start

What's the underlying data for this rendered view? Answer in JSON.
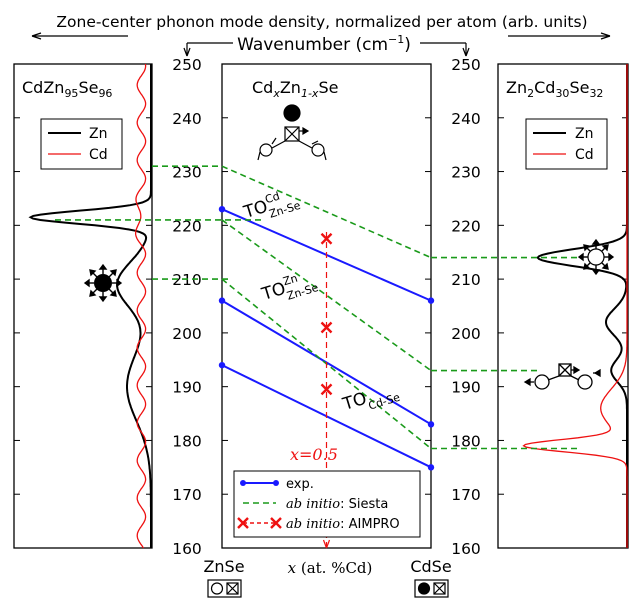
{
  "header": {
    "title": "Zone-center phonon mode density, normalized per atom (arb. units)",
    "subtitle": "Wavenumber (cm",
    "subtitle_sup": "−1",
    "subtitle_end": ")"
  },
  "axis": {
    "ylim": [
      160,
      250
    ],
    "ticks": [
      160,
      170,
      180,
      190,
      200,
      210,
      220,
      230,
      240,
      250
    ],
    "tick_labels": [
      "160",
      "170",
      "180",
      "190",
      "200",
      "210",
      "220",
      "230",
      "240",
      "250"
    ]
  },
  "panels": {
    "left": {
      "title_base": "CdZn",
      "title_sub1": "95",
      "title_mid": "Se",
      "title_sub2": "96",
      "legend": [
        "Zn",
        "Cd"
      ]
    },
    "center": {
      "title_a": "Cd",
      "title_x": "x",
      "title_b": "Zn",
      "title_sub": "1-x",
      "title_c": "Se",
      "xlabel_var": "x",
      "xlabel_rest": " (at. %Cd)",
      "left_compound": "ZnSe",
      "right_compound": "CdSe",
      "x_marker": "x=0.5"
    },
    "right": {
      "title_base": "Zn",
      "title_sub1": "2",
      "title_mid": "Cd",
      "title_sub2": "30",
      "title_end": "Se",
      "title_sub3": "32",
      "legend": [
        "Zn",
        "Cd"
      ]
    }
  },
  "chart_data": [
    {
      "type": "line",
      "panel": "center",
      "xlabel": "x (at. %Cd)",
      "ylabel": "Wavenumber (cm−1)",
      "xlim": [
        0,
        1
      ],
      "ylim": [
        160,
        250
      ],
      "series": [
        {
          "name": "exp.",
          "mode": "TO Cd Zn-Se",
          "x": [
            0,
            1
          ],
          "y": [
            223,
            206
          ]
        },
        {
          "name": "exp.",
          "mode": "TO Zn Zn-Se",
          "x": [
            0,
            1
          ],
          "y": [
            206,
            183
          ]
        },
        {
          "name": "exp.",
          "mode": "TO Cd-Se",
          "x": [
            0,
            1
          ],
          "y": [
            194,
            175
          ]
        },
        {
          "name": "ab initio: Siesta",
          "x": [
            0,
            1
          ],
          "y": [
            231,
            214
          ]
        },
        {
          "name": "ab initio: Siesta",
          "x": [
            0,
            1
          ],
          "y": [
            221,
            193
          ]
        },
        {
          "name": "ab initio: Siesta",
          "x": [
            0,
            1
          ],
          "y": [
            210,
            178.5
          ]
        },
        {
          "name": "ab initio: AIMPRO",
          "x": [
            0.5,
            0.5,
            0.5
          ],
          "y": [
            217.5,
            201,
            189.5
          ]
        }
      ],
      "annotations": [
        {
          "text": "TO",
          "sup": "Cd",
          "sub": "Zn-Se"
        },
        {
          "text": "TO",
          "sup": "Zn",
          "sub": "Zn-Se"
        },
        {
          "text": "TO",
          "sub": "Cd-Se"
        },
        {
          "text": "x=0.5"
        }
      ],
      "legend": [
        {
          "label": "exp."
        },
        {
          "label_italic": "ab initio",
          "label_rest": ": Siesta"
        },
        {
          "label_italic": "ab initio",
          "label_rest": ": AIMPRO"
        }
      ],
      "colors": {
        "exp": "#1a1aff",
        "siesta": "#1a9a1a",
        "aimpro": "#ee1111"
      }
    },
    {
      "type": "line",
      "panel": "left",
      "orientation": "horizontal density vs wavenumber",
      "ylim": [
        160,
        250
      ],
      "series": [
        {
          "name": "Zn",
          "color": "#000000",
          "peak_center": 221.5,
          "peak_width": 1.7,
          "peak_height": 1.0,
          "shoulder": [
            [
              209,
              6,
              0.28
            ],
            [
              190,
              9,
              0.2
            ]
          ]
        },
        {
          "name": "Cd",
          "color": "#ee1111",
          "peak_center": 221.5,
          "peak_width": 3,
          "peak_height": 0.04,
          "baseline": 0.08
        }
      ],
      "peak_labels": [
        221,
        210
      ]
    },
    {
      "type": "line",
      "panel": "right",
      "orientation": "horizontal density vs wavenumber",
      "ylim": [
        160,
        250
      ],
      "series": [
        {
          "name": "Zn",
          "color": "#000000",
          "peak_center": 214,
          "peak_width": 2.2,
          "peak_height": 0.85,
          "shoulder": [
            [
              202,
              3.5,
              0.2
            ],
            [
              193,
              3,
              0.15
            ]
          ]
        },
        {
          "name": "Cd",
          "color": "#ee1111",
          "peak_center": 179,
          "peak_width": 1.6,
          "peak_height": 0.95,
          "shoulder": [
            [
              186,
              5,
              0.25
            ]
          ]
        }
      ],
      "peak_labels": [
        214,
        193,
        178.5
      ]
    }
  ]
}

end

■ Written request
Return all lines containing "mode".

■ Problem solution
    "title": "Zone-center phonon mode density, normalized per atom (arb. units)",
          "mode": "TO Cd Zn-Se",
          "mode": "TO Zn Zn-Se",
          "mode": "TO Cd-Se",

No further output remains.